DATASET ROWS:

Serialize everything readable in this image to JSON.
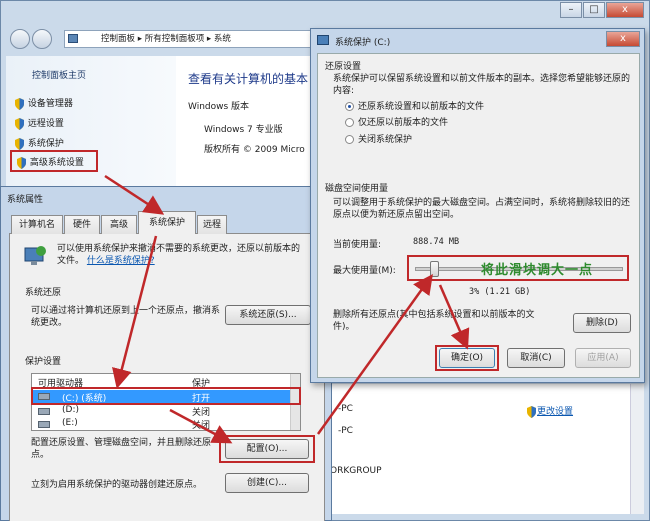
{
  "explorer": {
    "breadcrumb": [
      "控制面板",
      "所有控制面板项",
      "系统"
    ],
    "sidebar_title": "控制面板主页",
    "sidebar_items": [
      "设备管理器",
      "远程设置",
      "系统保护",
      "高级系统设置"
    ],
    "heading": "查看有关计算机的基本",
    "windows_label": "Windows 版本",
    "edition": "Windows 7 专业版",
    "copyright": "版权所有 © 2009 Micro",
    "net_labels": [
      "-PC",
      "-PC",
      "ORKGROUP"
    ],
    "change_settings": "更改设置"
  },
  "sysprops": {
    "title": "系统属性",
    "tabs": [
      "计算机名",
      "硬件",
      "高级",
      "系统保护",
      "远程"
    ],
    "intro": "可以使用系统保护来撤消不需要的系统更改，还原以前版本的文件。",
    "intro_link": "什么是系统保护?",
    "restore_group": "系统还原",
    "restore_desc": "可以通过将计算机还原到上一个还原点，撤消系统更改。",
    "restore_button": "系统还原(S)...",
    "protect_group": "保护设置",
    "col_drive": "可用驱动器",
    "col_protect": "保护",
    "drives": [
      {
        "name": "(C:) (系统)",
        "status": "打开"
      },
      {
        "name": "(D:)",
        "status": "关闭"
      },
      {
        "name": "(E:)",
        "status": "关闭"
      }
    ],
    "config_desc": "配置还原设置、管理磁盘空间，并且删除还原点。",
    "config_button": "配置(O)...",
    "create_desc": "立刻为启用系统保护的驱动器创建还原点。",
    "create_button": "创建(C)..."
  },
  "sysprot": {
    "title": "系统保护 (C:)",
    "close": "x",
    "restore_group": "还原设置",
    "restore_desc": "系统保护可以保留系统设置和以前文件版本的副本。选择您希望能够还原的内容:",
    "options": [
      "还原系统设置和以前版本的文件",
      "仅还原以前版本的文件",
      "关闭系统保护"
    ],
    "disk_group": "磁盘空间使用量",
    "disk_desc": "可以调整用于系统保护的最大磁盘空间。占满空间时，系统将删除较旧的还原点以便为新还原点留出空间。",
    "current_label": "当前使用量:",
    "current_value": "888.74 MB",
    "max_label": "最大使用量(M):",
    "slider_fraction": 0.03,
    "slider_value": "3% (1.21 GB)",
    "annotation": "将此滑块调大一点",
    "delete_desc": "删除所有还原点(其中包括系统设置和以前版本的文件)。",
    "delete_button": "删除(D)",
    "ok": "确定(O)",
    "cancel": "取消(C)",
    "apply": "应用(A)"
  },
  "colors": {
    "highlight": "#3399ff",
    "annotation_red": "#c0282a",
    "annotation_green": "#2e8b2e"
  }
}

WHAT IS REQUIRED:
Your copy of the data above should match it exactly, except that pictures are left out.

SOLUTION FOR THIS TASK:
Serialize everything readable in this image to JSON.
{
  "explorer": {
    "breadcrumb": [
      "控制面板",
      "所有控制面板项",
      "系统"
    ],
    "sidebar_title": "控制面板主页",
    "sidebar_items": [
      "设备管理器",
      "远程设置",
      "系统保护",
      "高级系统设置"
    ],
    "heading": "查看有关计算机的基本",
    "windows_label": "Windows 版本",
    "edition": "Windows 7 专业版",
    "copyright": "版权所有 © 2009 Micro",
    "net_labels": [
      "-PC",
      "-PC",
      "ORKGROUP"
    ],
    "change_settings": "更改设置"
  },
  "sysprops": {
    "title": "系统属性",
    "tabs": [
      "计算机名",
      "硬件",
      "高级",
      "系统保护",
      "远程"
    ],
    "intro": "可以使用系统保护来撤消不需要的系统更改，还原以前版本的文件。",
    "intro_link": "什么是系统保护?",
    "restore_group": "系统还原",
    "restore_desc": "可以通过将计算机还原到上一个还原点，撤消系统更改。",
    "restore_button": "系统还原(S)...",
    "protect_group": "保护设置",
    "col_drive": "可用驱动器",
    "col_protect": "保护",
    "drives": [
      {
        "name": "(C:) (系统)",
        "status": "打开"
      },
      {
        "name": "(D:)",
        "status": "关闭"
      },
      {
        "name": "(E:)",
        "status": "关闭"
      }
    ],
    "config_desc": "配置还原设置、管理磁盘空间，并且删除还原点。",
    "config_button": "配置(O)...",
    "create_desc": "立刻为启用系统保护的驱动器创建还原点。",
    "create_button": "创建(C)..."
  },
  "sysprot": {
    "title": "系统保护 (C:)",
    "close": "x",
    "restore_group": "还原设置",
    "restore_desc": "系统保护可以保留系统设置和以前文件版本的副本。选择您希望能够还原的内容:",
    "options": [
      "还原系统设置和以前版本的文件",
      "仅还原以前版本的文件",
      "关闭系统保护"
    ],
    "disk_group": "磁盘空间使用量",
    "disk_desc": "可以调整用于系统保护的最大磁盘空间。占满空间时，系统将删除较旧的还原点以便为新还原点留出空间。",
    "current_label": "当前使用量:",
    "current_value": "888.74 MB",
    "max_label": "最大使用量(M):",
    "slider_fraction": 0.03,
    "slider_value": "3% (1.21 GB)",
    "annotation": "将此滑块调大一点",
    "delete_desc": "删除所有还原点(其中包括系统设置和以前版本的文件)。",
    "delete_button": "删除(D)",
    "ok": "确定(O)",
    "cancel": "取消(C)",
    "apply": "应用(A)"
  },
  "colors": {
    "highlight": "#3399ff",
    "annotation_red": "#c0282a",
    "annotation_green": "#2e8b2e"
  }
}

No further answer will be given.